-- Supplied data --
------------------------------------------------------------------------

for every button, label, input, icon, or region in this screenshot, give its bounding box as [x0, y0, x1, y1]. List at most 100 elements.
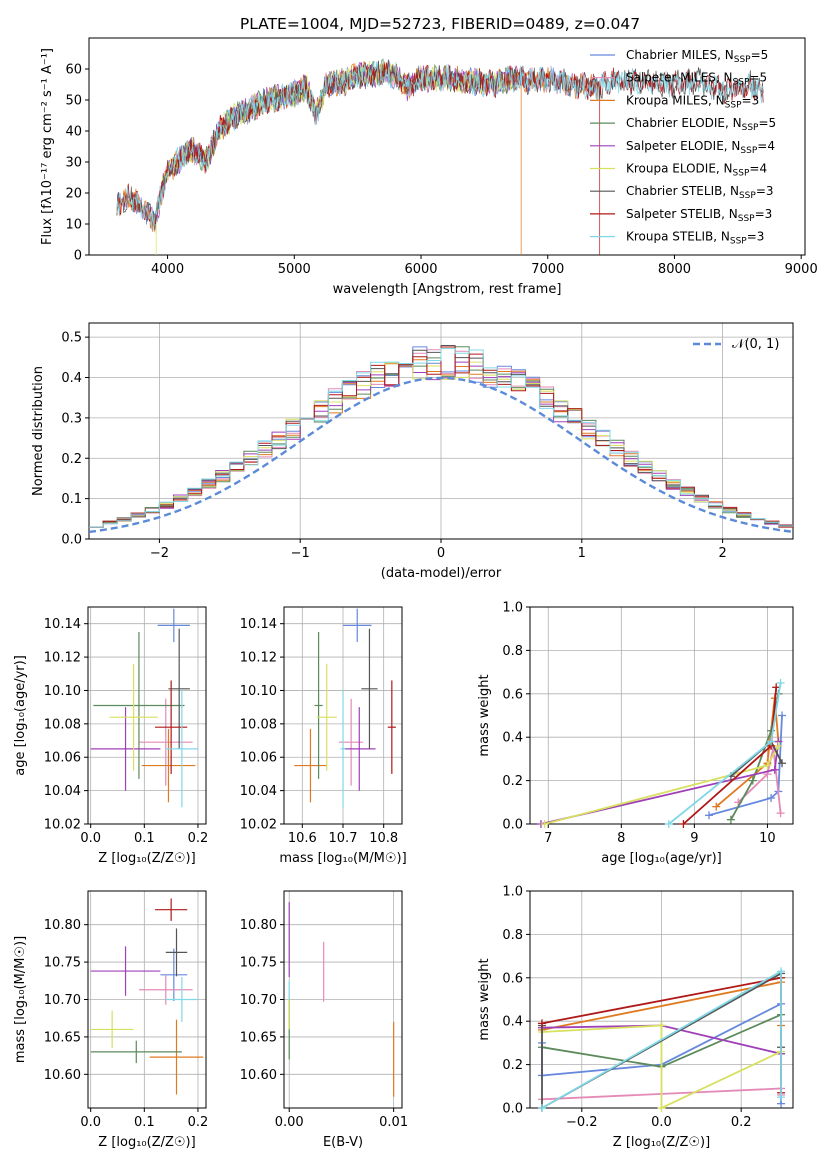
- errorbar-point: [157, 608, 190, 643]
- plus-marker: [777, 967, 786, 976]
- plus-marker: [748, 776, 757, 785]
- legend-label-suffix: =3: [756, 184, 774, 198]
- legend-label: Chabrier ELODIE, NSSP=5: [626, 116, 776, 133]
- x-axis-label: E(B-V): [323, 1135, 363, 1150]
- plus-marker: [770, 765, 779, 774]
- y-tick-label: 10.02: [240, 818, 277, 833]
- errorbar-point: [160, 948, 188, 1001]
- errorbar-point: [93, 632, 185, 779]
- x-tick-label: 2: [718, 546, 726, 561]
- errorbars: [288, 902, 395, 1097]
- legend-label-main: Kroupa MILES, N: [626, 93, 725, 107]
- y-tick-label: 60: [65, 63, 82, 78]
- plots-layer: 4000 5000 6000 7000 8000 90000102030405060wav…: [13, 37, 818, 1150]
- x-tick-label: 0.2: [188, 831, 209, 846]
- axes-frame: [283, 606, 403, 825]
- plus-marker: [726, 815, 735, 824]
- plus-marker: [767, 793, 776, 802]
- x-axis-label: Z [log₁₀(Z/Z☉)]: [98, 1135, 195, 1150]
- x-tick-label: 0.1: [134, 1115, 155, 1130]
- x-tick-label: 0.01: [379, 1115, 408, 1130]
- errorbar-point: [138, 698, 193, 786]
- legend-label-suffix: =4: [749, 162, 767, 176]
- y-tick-label: 10.12: [44, 651, 81, 666]
- y-tick-label: 10.75: [44, 956, 81, 971]
- x-tick-label: 0.00: [275, 1115, 304, 1130]
- errorbar-point: [109, 663, 158, 771]
- y-tick-label: 10.04: [44, 784, 81, 799]
- y-tick-label: 20: [65, 187, 82, 202]
- errorbar-point: [387, 680, 396, 774]
- y-tick-label: 10.08: [44, 717, 81, 732]
- plus-marker: [679, 820, 688, 828]
- y-tick-label: 30: [65, 156, 82, 171]
- legend-label: Kroupa STELIB, NSSP=3: [626, 230, 764, 247]
- x-tick-label: 6000: [404, 262, 437, 277]
- x-tick-label: 10.6: [288, 831, 317, 846]
- legend-label-main: Chabrier ELODIE, N: [626, 116, 742, 130]
- y-tick-label: 0: [74, 249, 82, 264]
- y-tick-label: 0.4: [61, 371, 82, 386]
- x-tick-label: 10.8: [369, 831, 398, 846]
- y-tick-label: 0.2: [502, 774, 523, 789]
- legend-label-sub: SSP: [733, 78, 750, 88]
- y-tick-label: 0.6: [502, 687, 523, 702]
- errorbar-point: [361, 628, 378, 749]
- x-tick-label: 0.2: [188, 1115, 209, 1130]
- x-tick-label: 8000: [658, 262, 691, 277]
- legend-label-sub: SSP: [742, 123, 759, 133]
- errorbars: [90, 608, 198, 808]
- axes-frame: [88, 37, 806, 256]
- axes-frame: [88, 322, 794, 540]
- legend-label-suffix: =5: [749, 71, 767, 85]
- x-tick-label: 1: [578, 546, 586, 561]
- x-tick-label: 0.0: [651, 1115, 672, 1130]
- legend-label: Chabrier STELIB, NSSP=3: [626, 184, 774, 201]
- x-tick-label: 9: [690, 831, 698, 846]
- legend-label-main: Salpeter ELODIE, N: [626, 139, 740, 153]
- x-tick-label: 0.0: [80, 1115, 101, 1130]
- axes-age_vs_mass: 10.6 10.7 10.8 10.02 10.04 10.06 10.08 10.10 10.…: [240, 606, 407, 866]
- plus-marker: [778, 711, 787, 720]
- legend-label-suffix: =5: [758, 116, 776, 130]
- errorbar-point: [294, 728, 327, 803]
- errorbar-point: [343, 707, 376, 791]
- y-tick-label: 10.80: [44, 918, 81, 933]
- legend-label: Salpeter ELODIE, NSSP=4: [626, 139, 775, 156]
- legend-label: Chabrier MILES, NSSP=5: [626, 48, 768, 65]
- y-tick-label: 0.2: [61, 452, 82, 467]
- y-tick-label: 0.5: [61, 331, 82, 346]
- y-tick-label: 0.3: [61, 411, 82, 426]
- x-tick-label: 9000: [785, 262, 818, 277]
- y-tick-label: 10.12: [240, 651, 277, 666]
- errorbars: [90, 898, 204, 1095]
- legend-label: Salpeter MILES, NSSP=5: [626, 71, 767, 88]
- mass-weight-lines: [537, 967, 786, 1112]
- legend-label-main: Salpeter STELIB, N: [626, 207, 738, 221]
- x-axis-label: Z [log₁₀(Z/Z☉)]: [613, 1135, 710, 1150]
- y-tick-label: 1.0: [502, 885, 523, 900]
- plus-marker: [763, 761, 772, 770]
- x-tick-label: 0: [437, 546, 445, 561]
- plus-marker: [537, 1104, 546, 1112]
- line-salpeter-elodie: [540, 741, 780, 825]
- errorbar-point: [316, 663, 337, 771]
- legend-label-main: Chabrier MILES, N: [626, 48, 734, 62]
- legend-label-main: Kroupa STELIB, N: [626, 230, 730, 244]
- x-tick-label: 7000: [531, 262, 564, 277]
- y-tick-label: 10.02: [44, 818, 81, 833]
- y-tick-label: 10.65: [240, 1030, 277, 1045]
- y-tick-label: 50: [65, 94, 82, 109]
- plus-marker: [540, 820, 549, 828]
- errorbar-point: [155, 898, 188, 921]
- x-tick-label: 10: [759, 831, 776, 846]
- y-tick-label: 0.8: [502, 928, 523, 943]
- errorbar-point: [314, 632, 323, 779]
- errorbar-point: [90, 946, 161, 996]
- x-axis-label: age [log₁₀(age/yr)]: [601, 851, 722, 866]
- axes-mass_vs_Z: 0.0 0.1 0.2 10.60 10.65 10.70 10.75 10.80 Z [log…: [13, 890, 209, 1150]
- errorbar-point: [165, 690, 198, 808]
- y-tick-label: 10.70: [44, 993, 81, 1008]
- legend-label: Salpeter STELIB, NSSP=3: [626, 207, 772, 224]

------------------------------------------------------------------------

-- Required task --
Format all the rows above as a JSON list of strings, one string per line, with blank lines dropped and the pictures left out.

-- Full response --
[
  "for every button, label, input, icon, or region in this screenshot, give its bounding box as [x0, y0, x1, y1]. List at most 100 elements.",
  "- errorbar-point: [157, 608, 190, 643]",
  "- plus-marker: [777, 967, 786, 976]",
  "- plus-marker: [748, 776, 757, 785]",
  "- legend-label-suffix: =3: [756, 184, 774, 198]",
  "- legend-label: Chabrier ELODIE, NSSP=5: [626, 116, 776, 133]",
  "- x-axis-label: E(B-V): [323, 1135, 363, 1150]",
  "- plus-marker: [770, 765, 779, 774]",
  "- y-tick-label: 10.02: [240, 818, 277, 833]",
  "- errorbar-point: [160, 948, 188, 1001]",
  "- errorbar-point: [93, 632, 185, 779]",
  "- x-tick-label: 2: [718, 546, 726, 561]",
  "- errorbars: [288, 902, 395, 1097]",
  "- legend-label-main: Kroupa MILES, N: [626, 93, 725, 107]",
  "- y-tick-label: 60: [65, 63, 82, 78]",
  "- plots-layer: 4000 5000 6000 7000 8000 90000102030405060wav…: [13, 37, 818, 1150]",
  "- x-tick-label: 0.2: [188, 831, 209, 846]",
  "- axes-frame: [283, 606, 403, 825]",
  "- plus-marker: [726, 815, 735, 824]",
  "- plus-marker: [767, 793, 776, 802]",
  "- x-axis-label: Z [log₁₀(Z/Z☉)]: [98, 1135, 195, 1150]",
  "- x-tick-label: 0.1: [134, 1115, 155, 1130]",
  "- x-tick-label: 0.01: [379, 1115, 408, 1130]",
  "- errorbar-point: [138, 698, 193, 786]",
  "- legend-label-suffix: =4: [749, 162, 767, 176]",
  "- y-tick-label: 10.12: [44, 651, 81, 666]",
  "- y-tick-label: 10.75: [44, 956, 81, 971]",
  "- x-tick-label: 0.00: [275, 1115, 304, 1130]",
  "- errorbar-point: [109, 663, 158, 771]",
  "- y-tick-label: 10.04: [44, 784, 81, 799]",
  "- y-tick-label: 20: [65, 187, 82, 202]",
  "- errorbar-point: [387, 680, 396, 774]",
  "- y-tick-label: 10.08: [44, 717, 81, 732]",
  "- plus-marker: [679, 820, 688, 828]",
  "- y-tick-label: 30: [65, 156, 82, 171]",
  "- legend-label: Kroupa STELIB, NSSP=3: [626, 230, 764, 247]",
  "- x-tick-label: 6000: [404, 262, 437, 277]",
  "- x-tick-label: 10.6: [288, 831, 317, 846]",
  "- legend-label-main: Chabrier ELODIE, N: [626, 116, 742, 130]",
  "- y-tick-label: 0: [74, 249, 82, 264]",
  "- y-tick-label: 0.4: [61, 371, 82, 386]",
  "- x-tick-label: 10.8: [369, 831, 398, 846]",
  "- y-tick-label: 0.2: [502, 774, 523, 789]",
  "- legend-label-sub: SSP: [733, 78, 750, 88]",
  "- y-tick-label: 0.6: [502, 687, 523, 702]",
  "- errorbar-point: [361, 628, 378, 749]",
  "- x-tick-label: 0.2: [188, 1115, 209, 1130]",
  "- x-tick-label: 8000: [658, 262, 691, 277]",
  "- legend-label-sub: SSP: [742, 123, 759, 133]",
  "- errorbars: [90, 608, 198, 808]",
  "- axes-frame: [88, 37, 806, 256]",
  "- axes-frame: [88, 322, 794, 540]",
  "- legend-label-suffix: =5: [749, 71, 767, 85]",
  "- x-tick-label: 1: [578, 546, 586, 561]",
  "- x-tick-label: 0.0: [651, 1115, 672, 1130]",
  "- legend-label: Chabrier STELIB, NSSP=3: [626, 184, 774, 201]",
  "- x-tick-label: 9: [690, 831, 698, 846]",
  "- legend-label-main: Salpeter ELODIE, N: [626, 139, 740, 153]",
  "- x-tick-label: 0.0: [80, 1115, 101, 1130]",
  "- axes-age_vs_mass: 10.6 10.7 10.8 10.02 10.04 10.06 10.08 10.10 10.…: [240, 606, 407, 866]",
  "- plus-marker: [778, 711, 787, 720]",
  "- legend-label-suffix: =5: [758, 116, 776, 130]",
  "- errorbar-point: [294, 728, 327, 803]",
  "- errorbar-point: [343, 707, 376, 791]",
  "- y-tick-label: 10.80: [44, 918, 81, 933]",
  "- legend-label: Salpeter ELODIE, NSSP=4: [626, 139, 775, 156]",
  "- legend-label: Chabrier MILES, NSSP=5: [626, 48, 768, 65]",
  "- y-tick-label: 0.2: [61, 452, 82, 467]",
  "- y-tick-label: 0.5: [61, 331, 82, 346]",
  "- y-tick-label: 0.3: [61, 411, 82, 426]",
  "- x-tick-label: 9000: [785, 262, 818, 277]",
  "- y-tick-label: 10.12: [240, 651, 277, 666]",
  "- errorbars: [90, 898, 204, 1095]",
  "- legend-label: Salpeter MILES, NSSP=5: [626, 71, 767, 88]",
  "- mass-weight-lines: [537, 967, 786, 1112]",
  "- legend-label-main: Salpeter STELIB, N: [626, 207, 738, 221]",
  "- x-axis-label: Z [log₁₀(Z/Z☉)]: [613, 1135, 710, 1150]",
  "- y-tick-label: 1.0: [502, 885, 523, 900]",
  "- plus-marker: [763, 761, 772, 770]",
  "- x-tick-label: 0: [437, 546, 445, 561]",
  "- plus-marker: [537, 1104, 546, 1112]",
  "- line-salpeter-elodie: [540, 741, 780, 825]",
  "- errorbar-point: [316, 663, 337, 771]",
  "- legend-label-main: Chabrier MILES, N: [626, 48, 734, 62]",
  "- legend-label-main: Kroupa STELIB, N: [626, 230, 730, 244]",
  "- x-tick-label: 7000: [531, 262, 564, 277]",
  "- y-tick-label: 10.02: [44, 818, 81, 833]",
  "- y-tick-label: 10.65: [240, 1030, 277, 1045]",
  "- y-tick-label: 50: [65, 94, 82, 109]",
  "- plus-marker: [540, 820, 549, 828]",
  "- errorbar-point: [155, 898, 188, 921]",
  "- x-tick-label: 10: [759, 831, 776, 846]",
  "- y-tick-label: 0.8: [502, 928, 523, 943]",
  "- errorbar-point: [314, 632, 323, 779]",
  "- errorbar-point: [90, 946, 161, 996]",
  "- x-axis-label: age [log₁₀(age/yr)]: [601, 851, 722, 866]",
  "- axes-mass_vs_Z: 0.0 0.1 0.2 10.60 10.65 10.70 10.75 10.80 Z [log…: [13, 890, 209, 1150]",
  "- errorbar-point: [165, 690, 198, 808]",
  "- y-tick-label: 10.70: [44, 993, 81, 1008]",
  "- legend-label: Salpeter STELIB, NSSP=3: [626, 207, 772, 224]"
]